=== Written request ===
Report the count of lines where the string "structured" appears, and nothing else.

=== Data section ===
━━━━

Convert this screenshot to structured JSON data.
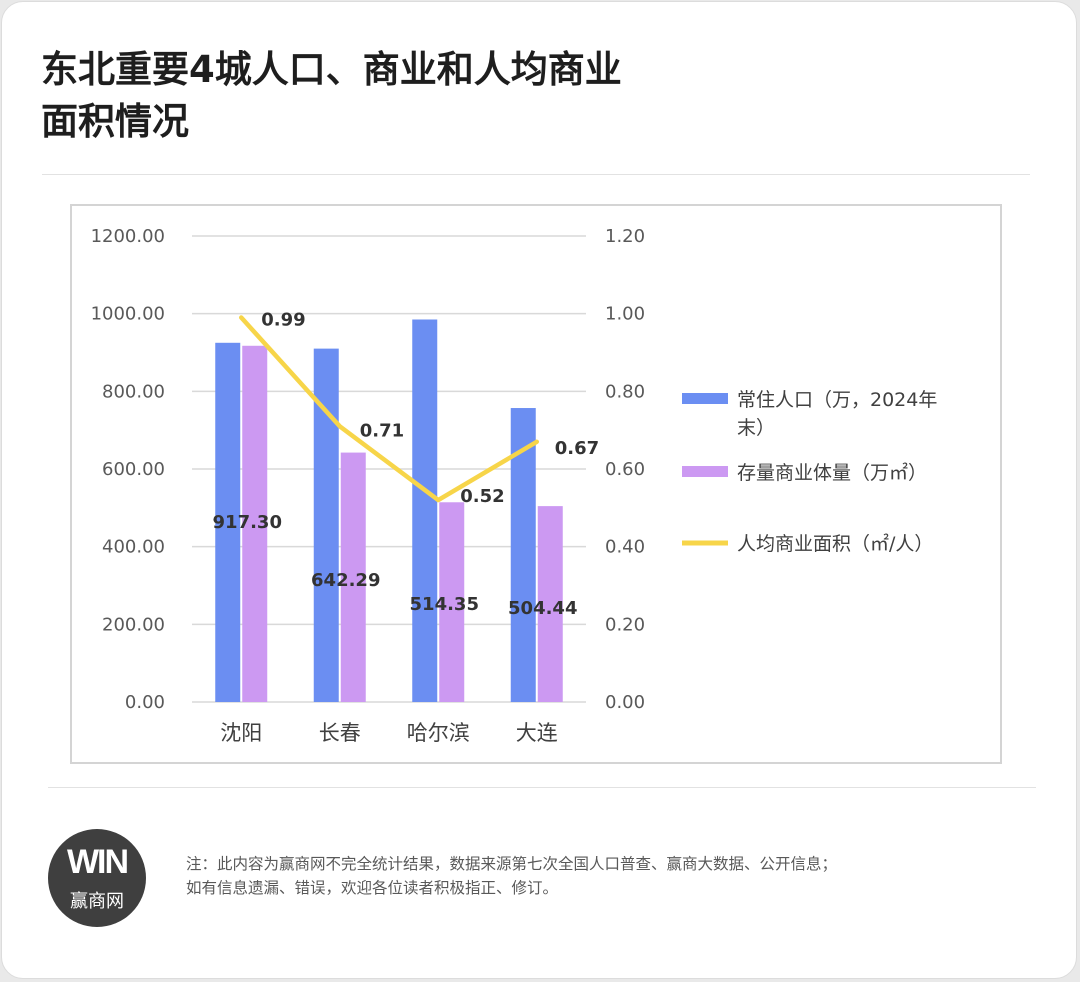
{
  "title_line1": "东北重要4城人口、商业和人均商业",
  "title_line2": "面积情况",
  "chart_data": {
    "type": "bar",
    "categories": [
      "沈阳",
      "长春",
      "哈尔滨",
      "大连"
    ],
    "series": [
      {
        "name": "常住人口（万，2024年末）",
        "type": "bar",
        "axis": "left",
        "color": "#6b8ef2",
        "values": [
          925,
          910,
          985,
          757
        ]
      },
      {
        "name": "存量商业体量（万㎡）",
        "type": "bar",
        "axis": "left",
        "color": "#cc99f2",
        "values": [
          917.3,
          642.29,
          514.35,
          504.44
        ],
        "labels": [
          "917.30",
          "642.29",
          "514.35",
          "504.44"
        ]
      },
      {
        "name": "人均商业面积（㎡/人）",
        "type": "line",
        "axis": "right",
        "color": "#f7d549",
        "values": [
          0.99,
          0.71,
          0.52,
          0.67
        ],
        "labels": [
          "0.99",
          "0.71",
          "0.52",
          "0.67"
        ]
      }
    ],
    "y_left": {
      "min": 0,
      "max": 1200,
      "ticks": [
        "0.00",
        "200.00",
        "400.00",
        "600.00",
        "800.00",
        "1000.00",
        "1200.00"
      ]
    },
    "y_right": {
      "min": 0,
      "max": 1.2,
      "ticks": [
        "0.00",
        "0.20",
        "0.40",
        "0.60",
        "0.80",
        "1.00",
        "1.20"
      ]
    },
    "legend_lines": [
      [
        "常住人口（万，2024年",
        "末）"
      ],
      [
        "存量商业体量（万㎡）"
      ],
      [
        "人均商业面积（㎡/人）"
      ]
    ],
    "grid": true,
    "legend_position": "right"
  },
  "logo": {
    "mark": "WIN",
    "text": "赢商网"
  },
  "note_line1": "注：此内容为赢商网不完全统计结果，数据来源第七次全国人口普查、赢商大数据、公开信息；",
  "note_line2": "如有信息遗漏、错误，欢迎各位读者积极指正、修订。"
}
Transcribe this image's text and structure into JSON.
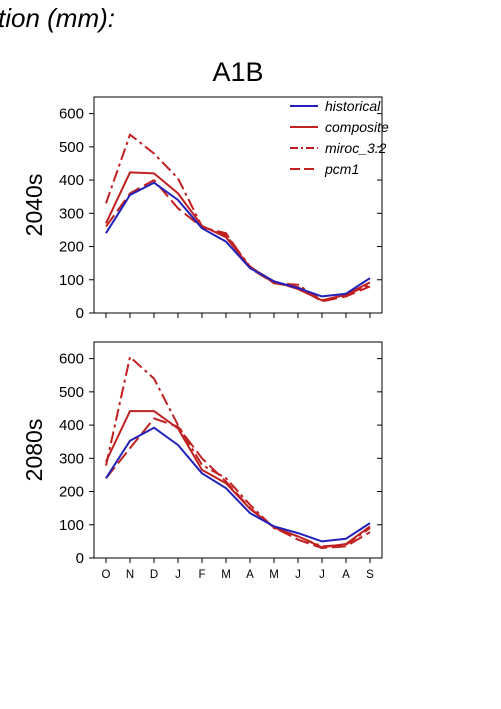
{
  "header": {
    "text": "tion (mm):"
  },
  "scenario": "A1B",
  "colors": {
    "historical": "#2222bb",
    "projection": "#c02020"
  },
  "legend": [
    {
      "key": "historical",
      "label": "historical",
      "dash": "solid",
      "color": "#2222bb"
    },
    {
      "key": "composite",
      "label": "composite",
      "dash": "solid",
      "color": "#c02020"
    },
    {
      "key": "miroc_3.2",
      "label": "miroc_3.2",
      "dash": "dashdot",
      "color": "#c02020"
    },
    {
      "key": "pcm1",
      "label": "pcm1",
      "dash": "dashed",
      "color": "#c02020"
    }
  ],
  "chart_data": [
    {
      "type": "line",
      "title": "A1B",
      "row_label": "2040s",
      "categories": [
        "O",
        "N",
        "D",
        "J",
        "F",
        "M",
        "A",
        "M",
        "J",
        "J",
        "A",
        "S"
      ],
      "ylim": [
        0,
        650
      ],
      "yticks": [
        0,
        100,
        200,
        300,
        400,
        500,
        600
      ],
      "series": [
        {
          "name": "historical",
          "values": [
            240,
            355,
            392,
            340,
            255,
            215,
            135,
            95,
            75,
            50,
            58,
            105
          ]
        },
        {
          "name": "composite",
          "values": [
            270,
            423,
            420,
            360,
            262,
            228,
            138,
            95,
            72,
            38,
            55,
            92
          ]
        },
        {
          "name": "miroc_3.2",
          "values": [
            330,
            537,
            480,
            405,
            260,
            235,
            140,
            90,
            85,
            38,
            55,
            85
          ]
        },
        {
          "name": "pcm1",
          "values": [
            260,
            360,
            400,
            315,
            258,
            240,
            135,
            90,
            78,
            35,
            50,
            80
          ]
        }
      ]
    },
    {
      "type": "line",
      "title": "",
      "row_label": "2080s",
      "categories": [
        "O",
        "N",
        "D",
        "J",
        "F",
        "M",
        "A",
        "M",
        "J",
        "J",
        "A",
        "S"
      ],
      "ylim": [
        0,
        650
      ],
      "yticks": [
        0,
        100,
        200,
        300,
        400,
        500,
        600
      ],
      "series": [
        {
          "name": "historical",
          "values": [
            240,
            353,
            392,
            340,
            255,
            210,
            135,
            95,
            75,
            50,
            58,
            105
          ]
        },
        {
          "name": "composite",
          "values": [
            290,
            442,
            442,
            390,
            265,
            225,
            148,
            92,
            65,
            32,
            42,
            95
          ]
        },
        {
          "name": "miroc_3.2",
          "values": [
            278,
            605,
            540,
            400,
            280,
            240,
            160,
            90,
            65,
            35,
            40,
            90
          ]
        },
        {
          "name": "pcm1",
          "values": [
            240,
            330,
            420,
            395,
            300,
            230,
            150,
            92,
            55,
            30,
            35,
            78
          ]
        }
      ]
    }
  ]
}
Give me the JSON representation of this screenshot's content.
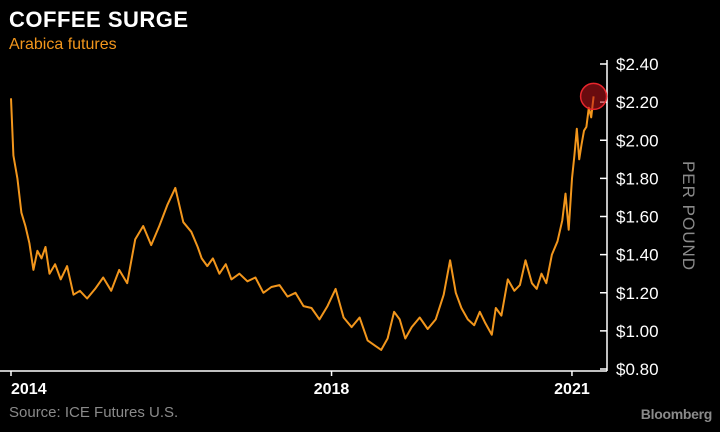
{
  "chart_data": {
    "type": "line",
    "title": "COFFEE SURGE",
    "subtitle": "Arabica futures",
    "ylabel": "PER POUND",
    "source": "Source: ICE Futures U.S.",
    "brand": "Bloomberg",
    "x_ticks": [
      "2014",
      "2018",
      "2021"
    ],
    "y_ticks": [
      "$0.80",
      "$1.00",
      "$1.20",
      "$1.40",
      "$1.60",
      "$1.80",
      "$2.00",
      "$2.20",
      "$2.40"
    ],
    "y_tick_values": [
      0.8,
      1.0,
      1.2,
      1.4,
      1.6,
      1.8,
      2.0,
      2.2,
      2.4
    ],
    "ylim": [
      0.8,
      2.4
    ],
    "xlim": [
      2014.0,
      2021.35
    ],
    "grid": false,
    "line_color": "#f2961c",
    "highlight_color": "#c0141b",
    "series": [
      {
        "x": [
          2014.0,
          2014.03,
          2014.08,
          2014.13,
          2014.18,
          2014.23,
          2014.28,
          2014.33,
          2014.38,
          2014.43,
          2014.48,
          2014.55,
          2014.62,
          2014.7,
          2014.78,
          2014.86,
          2014.95,
          2015.05,
          2015.15,
          2015.25,
          2015.35,
          2015.45,
          2015.55,
          2015.65,
          2015.75,
          2015.85,
          2015.95,
          2016.05,
          2016.15,
          2016.25,
          2016.33,
          2016.38,
          2016.45,
          2016.52,
          2016.6,
          2016.68,
          2016.75,
          2016.85,
          2016.95,
          2017.05,
          2017.15,
          2017.25,
          2017.35,
          2017.45,
          2017.55,
          2017.65,
          2017.75,
          2017.85,
          2017.95,
          2018.05,
          2018.15,
          2018.25,
          2018.35,
          2018.45,
          2018.55,
          2018.62,
          2018.7,
          2018.78,
          2018.85,
          2018.92,
          2019.0,
          2019.1,
          2019.2,
          2019.3,
          2019.4,
          2019.48,
          2019.55,
          2019.62,
          2019.7,
          2019.78,
          2019.85,
          2019.92,
          2020.0,
          2020.05,
          2020.12,
          2020.2,
          2020.28,
          2020.35,
          2020.42,
          2020.5,
          2020.56,
          2020.62,
          2020.68,
          2020.75,
          2020.82,
          2020.88,
          2020.92,
          2020.96,
          2021.0,
          2021.03,
          2021.06,
          2021.09,
          2021.12,
          2021.15,
          2021.18,
          2021.21,
          2021.24,
          2021.27
        ],
        "values": [
          2.22,
          1.92,
          1.8,
          1.62,
          1.55,
          1.46,
          1.32,
          1.42,
          1.38,
          1.44,
          1.3,
          1.35,
          1.27,
          1.34,
          1.19,
          1.21,
          1.17,
          1.22,
          1.28,
          1.21,
          1.32,
          1.25,
          1.48,
          1.55,
          1.45,
          1.55,
          1.66,
          1.75,
          1.57,
          1.52,
          1.44,
          1.38,
          1.34,
          1.38,
          1.3,
          1.35,
          1.27,
          1.3,
          1.26,
          1.28,
          1.2,
          1.23,
          1.24,
          1.18,
          1.2,
          1.13,
          1.12,
          1.06,
          1.13,
          1.22,
          1.07,
          1.02,
          1.07,
          0.95,
          0.92,
          0.9,
          0.96,
          1.1,
          1.06,
          0.96,
          1.02,
          1.07,
          1.01,
          1.06,
          1.19,
          1.37,
          1.2,
          1.12,
          1.06,
          1.03,
          1.1,
          1.04,
          0.98,
          1.12,
          1.08,
          1.27,
          1.21,
          1.24,
          1.37,
          1.25,
          1.22,
          1.3,
          1.25,
          1.4,
          1.47,
          1.58,
          1.72,
          1.53,
          1.8,
          1.92,
          2.06,
          1.9,
          1.98,
          2.05,
          2.07,
          2.17,
          2.12,
          2.23
        ]
      }
    ],
    "highlight_point": {
      "x": 2021.27,
      "y": 2.23
    }
  }
}
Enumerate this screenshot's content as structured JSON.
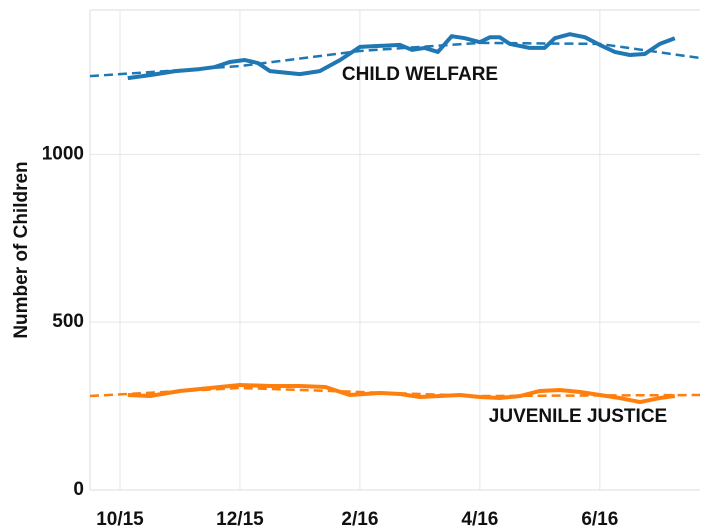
{
  "chart_data": {
    "type": "line",
    "y_label": "Number of Children",
    "xlim": [
      -0.5,
      9.67
    ],
    "ylim": [
      0,
      1430
    ],
    "xticks": [
      {
        "value": 0,
        "label": "10/15"
      },
      {
        "value": 2,
        "label": "12/15"
      },
      {
        "value": 4,
        "label": "2/16"
      },
      {
        "value": 6,
        "label": "4/16"
      },
      {
        "value": 8,
        "label": "6/16"
      }
    ],
    "yticks": [
      0,
      500,
      1000
    ],
    "grid": true,
    "series": [
      {
        "name": "CHILD WELFARE",
        "color": "#1f77b4",
        "x": [
          0.13,
          0.5,
          0.92,
          1.33,
          1.58,
          1.83,
          2.08,
          2.3,
          2.5,
          3.0,
          3.33,
          3.67,
          4.0,
          4.33,
          4.67,
          4.87,
          5.08,
          5.3,
          5.53,
          5.75,
          6.0,
          6.17,
          6.33,
          6.5,
          6.83,
          7.08,
          7.25,
          7.5,
          7.75,
          8.0,
          8.25,
          8.5,
          8.75,
          9.0,
          9.25
        ],
        "values": [
          1227,
          1236,
          1248,
          1254,
          1260,
          1275,
          1281,
          1272,
          1248,
          1239,
          1248,
          1281,
          1320,
          1323,
          1326,
          1311,
          1317,
          1305,
          1352,
          1346,
          1334,
          1349,
          1349,
          1329,
          1317,
          1317,
          1346,
          1358,
          1349,
          1326,
          1305,
          1296,
          1299,
          1329,
          1346
        ],
        "trend_x": [
          -0.5,
          2.0,
          4.0,
          6.0,
          8.0,
          9.67
        ],
        "trend_values": [
          1233,
          1263,
          1308,
          1332,
          1329,
          1287
        ]
      },
      {
        "name": "JUVENILE JUSTICE",
        "color": "#ff7f0e",
        "x": [
          0.13,
          0.5,
          1.0,
          1.5,
          2.0,
          2.5,
          3.0,
          3.42,
          3.83,
          4.33,
          4.67,
          5.0,
          5.33,
          5.67,
          6.0,
          6.33,
          6.67,
          7.0,
          7.33,
          7.67,
          8.0,
          8.33,
          8.67,
          9.0,
          9.25
        ],
        "values": [
          283,
          280,
          295,
          304,
          313,
          310,
          310,
          307,
          283,
          289,
          286,
          277,
          280,
          283,
          277,
          274,
          280,
          295,
          298,
          292,
          283,
          274,
          262,
          274,
          280
        ],
        "trend_x": [
          -0.5,
          2.0,
          6.0,
          9.67
        ],
        "trend_values": [
          280,
          304,
          280,
          283
        ]
      }
    ]
  }
}
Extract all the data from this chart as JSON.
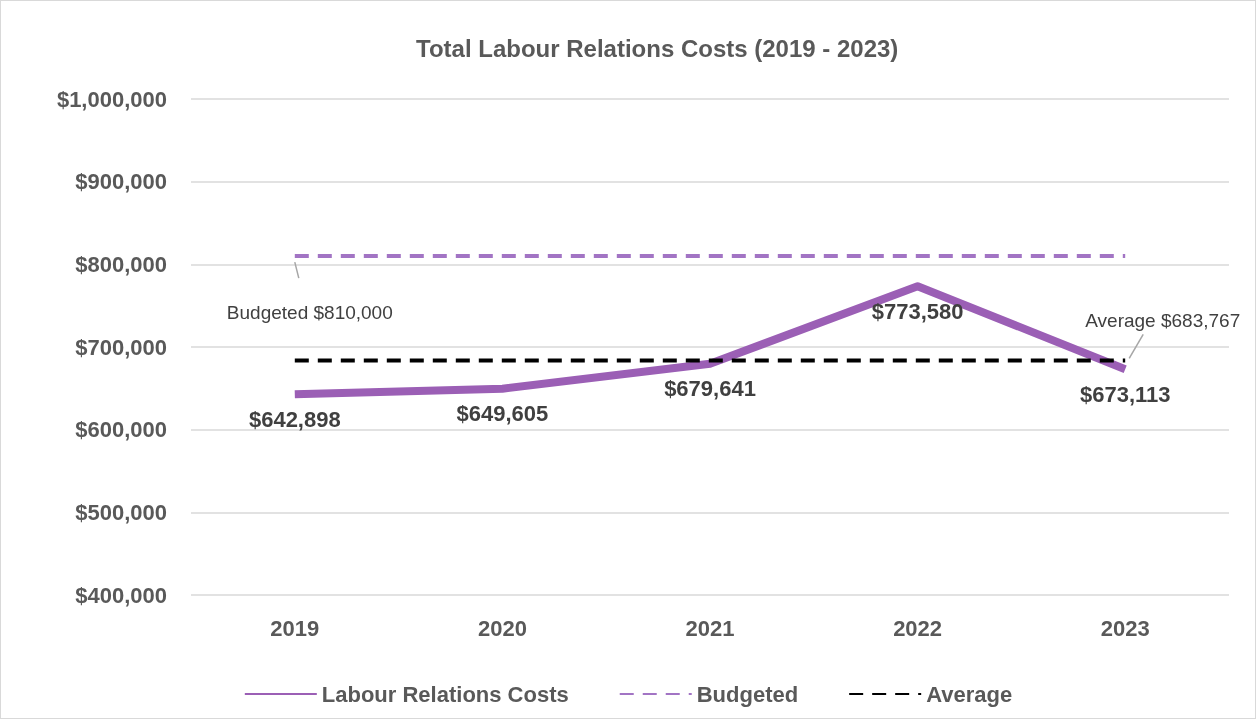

━━━━

=== Reply ===
2